▸ GOAL
Each record below should be output verbatim, without pictures.
:: RECORDS FOR THE EXERCISE ::
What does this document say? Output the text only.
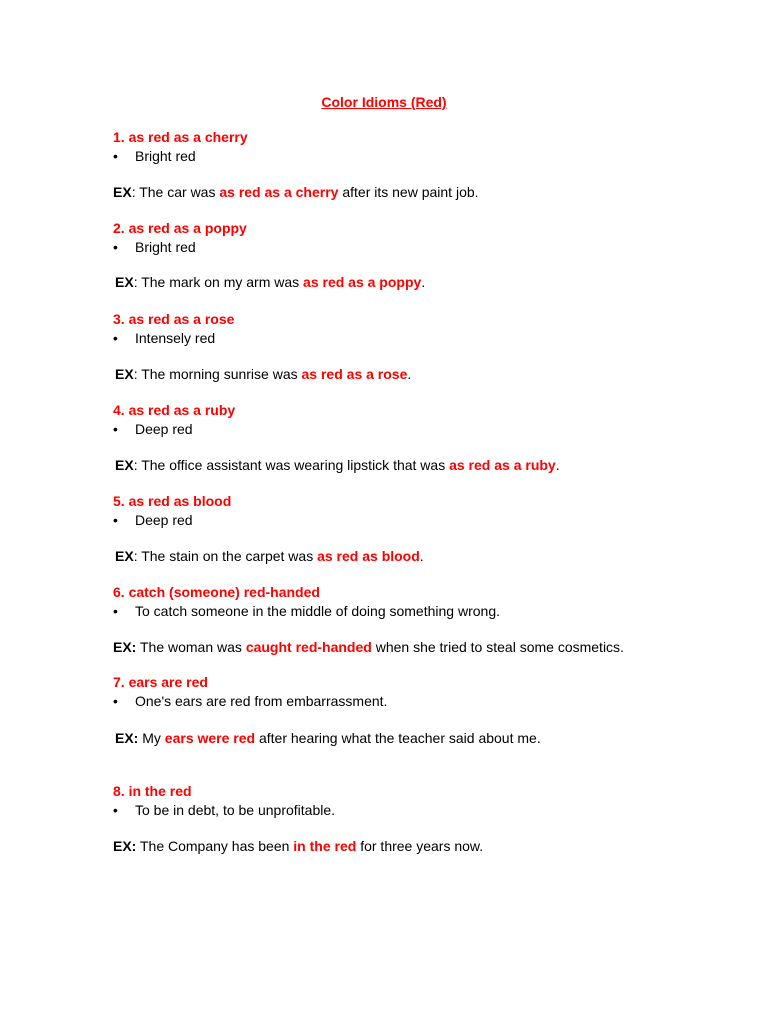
Color Idioms (Red)
1. as red as a cherry
• Bright red
EX: The car was as red as a cherry after its new paint job.
2. as red as a poppy
• Bright red
EX: The mark on my arm was as red as a poppy.
3. as red as a rose
• Intensely red
EX: The morning sunrise was as red as a rose.
4. as red as a ruby
• Deep red
EX: The office assistant was wearing lipstick that was as red as a ruby.
5. as red as blood
• Deep red
EX: The stain on the carpet was as red as blood.
6. catch (someone) red-handed
• To catch someone in the middle of doing something wrong.
EX: The woman was caught red-handed when she tried to steal some cosmetics.
7. ears are red
• One's ears are red from embarrassment.
EX: My ears were red after hearing what the teacher said about me.
8. in the red
• To be in debt, to be unprofitable.
EX: The Company has been in the red for three years now.
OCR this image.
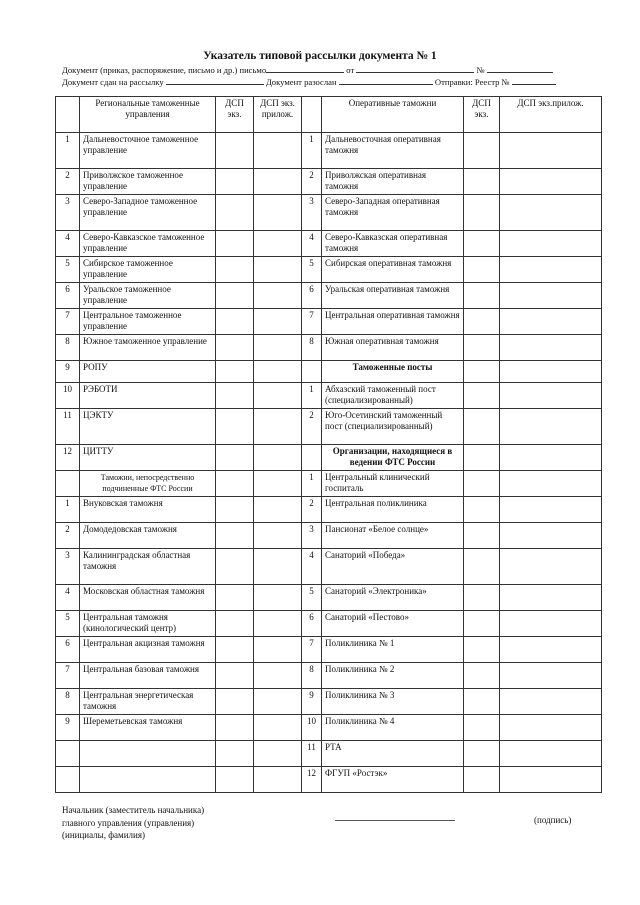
Указатель типовой рассылки документа № 1
Документ (приказ, распоряжение, письмо и др.) письмо	от	№
Документ сдан на рассылку	Документ разослан	Отправки: Реестр №
	Региональные таможенные управления	ДСП экз.	ДСП экз. прилож.		Оперативные таможни	ДСП экз.	ДСП экз.прилож.
1	Дальневосточное таможенное управление			1	Дальневосточная оперативная таможня		
2	Приволжское таможенное управление			2	Приволжская оперативная таможня		
3	Северо-Западное таможенное управление			3	Северо-Западная оперативная таможня		
4	Северо-Кавказское таможенное управление			4	Северо-Кавказская оперативная таможня		
5	Сибирское таможенное управление			5	Сибирская оперативная таможня		
6	Уральское таможенное управление			6	Уральская оперативная таможня		
7	Центральное таможенное управление			7	Центральная оперативная таможня		
8	Южное таможенное управление			8	Южная оперативная таможня		
9	РОПУ				Таможенные посты		
10	РЭБОТИ			1	Абхазский таможенный пост (специализированный)		
11	ЦЭКТУ			2	Юго-Осетинский таможенный пост (специализированный)		
12	ЦИТТУ				Организации, находящиеся в ведении ФТС России		
	Таможни, непосредственно подчиненные ФТС России			1	Центральный клинический госпиталь		
1	Внуковская таможня			2	Центральная поликлиника		
2	Домодедовская таможня			3	Пансионат «Белое солнце»		
3	Калининградская областная таможня			4	Санаторий «Победа»		
4	Московская областная таможня			5	Санаторий «Электроника»		
5	Центральная таможня (кинологический центр)			6	Санаторий «Пестово»		
6	Центральная акцизная таможня			7	Поликлиника № 1		
7	Центральная базовая таможня			8	Поликлиника № 2		
8	Центральная энергетическая таможня			9	Поликлиника № 3		
9	Шереметьевская таможня			10	Поликлиника № 4		
				11	РТА		
				12	ФГУП «Ростэк»		
Начальник (заместитель начальника)
главного управления (управления)
(инициалы, фамилия)
(подпись)
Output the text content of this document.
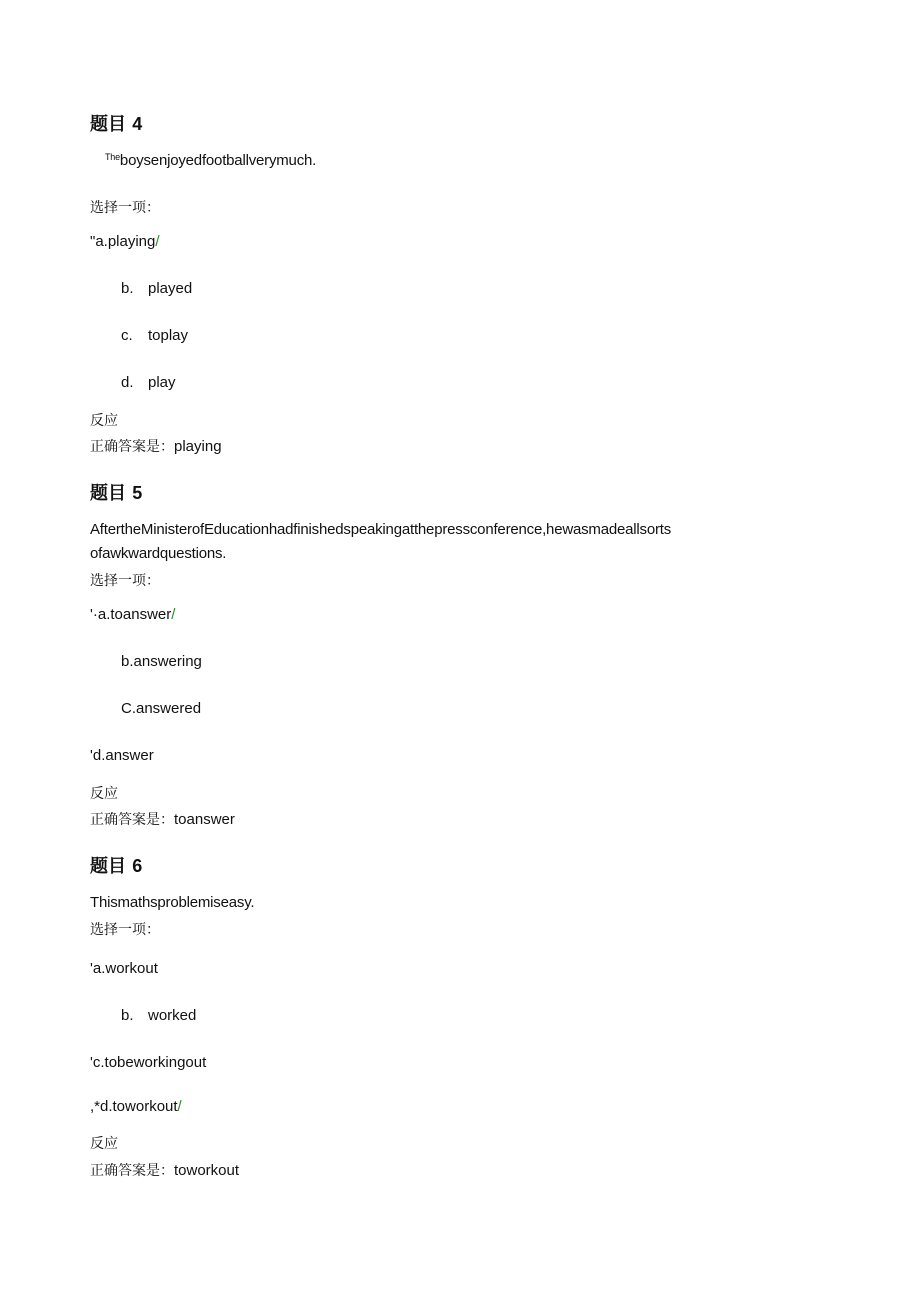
题目 4
$^{The}$boysenjoyedfootballverymuch.
选择一项：
"a.playing/
b. played
c. toplay
d. play
反应
正确答案是：playing
题目 5
AftertheMinisterofEducationhadfinishedspeakingatthepressconference,hewasmadeallsorts
ofawkwardquestions.
选择一项：
'·a.toanswer/
b.answering
C.answered
'd.answer
反应
正确答案是：toanswer
题目 6
Thismathsproblemiseasy.
选择一项：
'a.workout
b. worked
'c.tobeworkingout
,*d.toworkout/
反应
正确答案是：toworkout
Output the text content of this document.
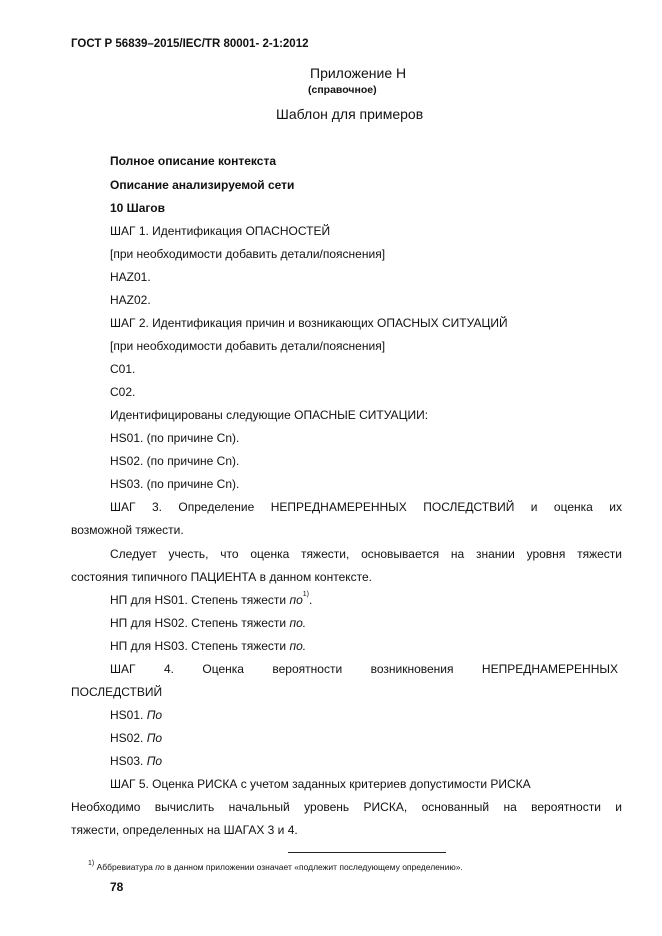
ГОСТ Р 56839–2015/IEC/TR 80001- 2-1:2012
Приложение H
(справочное)
Шаблон для примеров
Полное описание контекста
Описание анализируемой сети
10 Шагов
ШАГ 1. Идентификация ОПАСНОСТЕЙ
[при необходимости добавить детали/пояснения]
HAZ01.
HAZ02.
ШАГ 2. Идентификация причин и возникающих ОПАСНЫХ СИТУАЦИЙ
[при необходимости добавить детали/пояснения]
C01.
C02.
Идентифицированы следующие ОПАСНЫЕ СИТУАЦИИ:
HS01. (по причине Cn).
HS02. (по причине Cn).
HS03. (по причине Cn).
ШАГ 3. Определение НЕПРЕДНАМЕРЕННЫХ ПОСЛЕДСТВИЙ и оценка их
возможной тяжести.
Следует учесть, что оценка тяжести, основывается на знании уровня тяжести
состояния типичного ПАЦИЕНТА в данном контексте.
НП для HS01. Степень тяжести $по^{1)}$.
НП для HS02. Степень тяжести по.
НП для HS03. Степень тяжести по.
ШАГ 4. Оценка вероятности возникновения НЕПРЕДНАМЕРЕННЫХ
ПОСЛЕДСТВИЙ
HS01. По
HS02. По
HS03. По
ШАГ 5. Оценка РИСКА с учетом заданных критериев допустимости РИСКА
Необходимо вычислить начальный уровень РИСКА, основанный на вероятности и
тяжести, определенных на ШАГАХ 3 и 4.
$^{1)}$ Аббревиатура по в данном приложении означает «подлежит последующему определению».
78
:::
▸ WRITTEN ANSWER
What does this document say? Output the text only.
Color Idioms (Red)
1. as red as a cherry
• Bright red
EX: The car was as red as a cherry after its new paint job.
2. as red as a poppy
• Bright red
EX: The mark on my arm was as red as a poppy.
3. as red as a rose
• Intensely red
EX: The morning sunrise was as red as a rose.
4. as red as a ruby
• Deep red
EX: The office assistant was wearing lipstick that was as red as a ruby.
5. as red as blood
• Deep red
EX: The stain on the carpet was as red as blood.
6. catch (someone) red-handed
• To catch someone in the middle of doing something wrong.
EX: The woman was caught red-handed when she tried to steal some cosmetics.
7. ears are red
• One's ears are red from embarrassment.
EX: My ears were red after hearing what the teacher said about me.
8. in the red
• To be in debt, to be unprofitable.
EX: The Company has been in the red for three years now.
OCR this image.
Указатель типовой рассылки документа № 1
Документ (приказ, распоряжение, письмо и др.) письмо	от	№
Документ сдан на рассылку	Документ разослан	Отправки: Реестр №
	Региональные таможенные управления	ДСП экз.	ДСП экз. прилож.		Оперативные таможни	ДСП экз.	ДСП экз.прилож.
1	Дальневосточное таможенное управление			1	Дальневосточная оперативная таможня		
2	Приволжское таможенное управление			2	Приволжская оперативная таможня		
3	Северо-Западное таможенное управление			3	Северо-Западная оперативная таможня		
4	Северо-Кавказское таможенное управление			4	Северо-Кавказская оперативная таможня		
5	Сибирское таможенное управление			5	Сибирская оперативная таможня		
6	Уральское таможенное управление			6	Уральская оперативная таможня		
7	Центральное таможенное управление			7	Центральная оперативная таможня		
8	Южное таможенное управление			8	Южная оперативная таможня		
9	РОПУ				Таможенные посты		
10	РЭБОТИ			1	Абхазский таможенный пост (специализированный)		
11	ЦЭКТУ			2	Юго-Осетинский таможенный пост (специализированный)		
12	ЦИТТУ				Организации, находящиеся в ведении ФТС России		
	Таможни, непосредственно подчиненные ФТС России			1	Центральный клинический госпиталь		
1	Внуковская таможня			2	Центральная поликлиника		
2	Домодедовская таможня			3	Пансионат «Белое солнце»		
3	Калининградская областная таможня			4	Санаторий «Победа»		
4	Московская областная таможня			5	Санаторий «Электроника»		
5	Центральная таможня (кинологический центр)			6	Санаторий «Пестово»		
6	Центральная акцизная таможня			7	Поликлиника № 1		
7	Центральная базовая таможня			8	Поликлиника № 2		
8	Центральная энергетическая таможня			9	Поликлиника № 3		
9	Шереметьевская таможня			10	Поликлиника № 4		
				11	РТА		
				12	ФГУП «Ростэк»		
Начальник (заместитель начальника)
главного управления (управления)
(инициалы, фамилия)
(подпись)
Output the text content of this document.
题目 4
$^{The}$boysenjoyedfootballverymuch.
选择一项：
"a.playing/
b. played
c. toplay
d. play
反应
正确答案是：playing
题目 5
AftertheMinisterofEducationhadfinishedspeakingatthepressconference,hewasmadeallsorts
ofawkwardquestions.
选择一项：
'·a.toanswer/
b.answering
C.answered
'd.answer
反应
正确答案是：toanswer
题目 6
Thismathsproblemiseasy.
选择一项：
'a.workout
b. worked
'c.tobeworkingout
,*d.toworkout/
反应
正确答案是：toworkout
Output the text content of this document.
ГОСТ Р 56839–2015/IEC/TR 80001- 2-1:2012
Приложение H
(справочное)
Шаблон для примеров
Полное описание контекста
Описание анализируемой сети
10 Шагов
ШАГ 1. Идентификация ОПАСНОСТЕЙ
[при необходимости добавить детали/пояснения]
HAZ01.
HAZ02.
ШАГ 2. Идентификация причин и возникающих ОПАСНЫХ СИТУАЦИЙ
[при необходимости добавить детали/пояснения]
C01.
C02.
Идентифицированы следующие ОПАСНЫЕ СИТУАЦИИ:
HS01. (по причине Cn).
HS02. (по причине Cn).
HS03. (по причине Cn).
ШАГ 3. Определение НЕПРЕДНАМЕРЕННЫХ ПОСЛЕДСТВИЙ и оценка их
возможной тяжести.
Следует учесть, что оценка тяжести, основывается на знании уровня тяжести
состояния типичного ПАЦИЕНТА в данном контексте.
НП для HS01. Степень тяжести $по^{1)}$.
НП для HS02. Степень тяжести по.
НП для HS03. Степень тяжести по.
ШАГ 4. Оценка вероятности возникновения НЕПРЕДНАМЕРЕННЫХ
ПОСЛЕДСТВИЙ
HS01. По
HS02. По
HS03. По
ШАГ 5. Оценка РИСКА с учетом заданных критериев допустимости РИСКА
Необходимо вычислить начальный уровень РИСКА, основанный на вероятности и
тяжести, определенных на ШАГАХ 3 и 4.
$^{1)}$ Аббревиатура по в данном приложении означает «подлежит последующему определению».
78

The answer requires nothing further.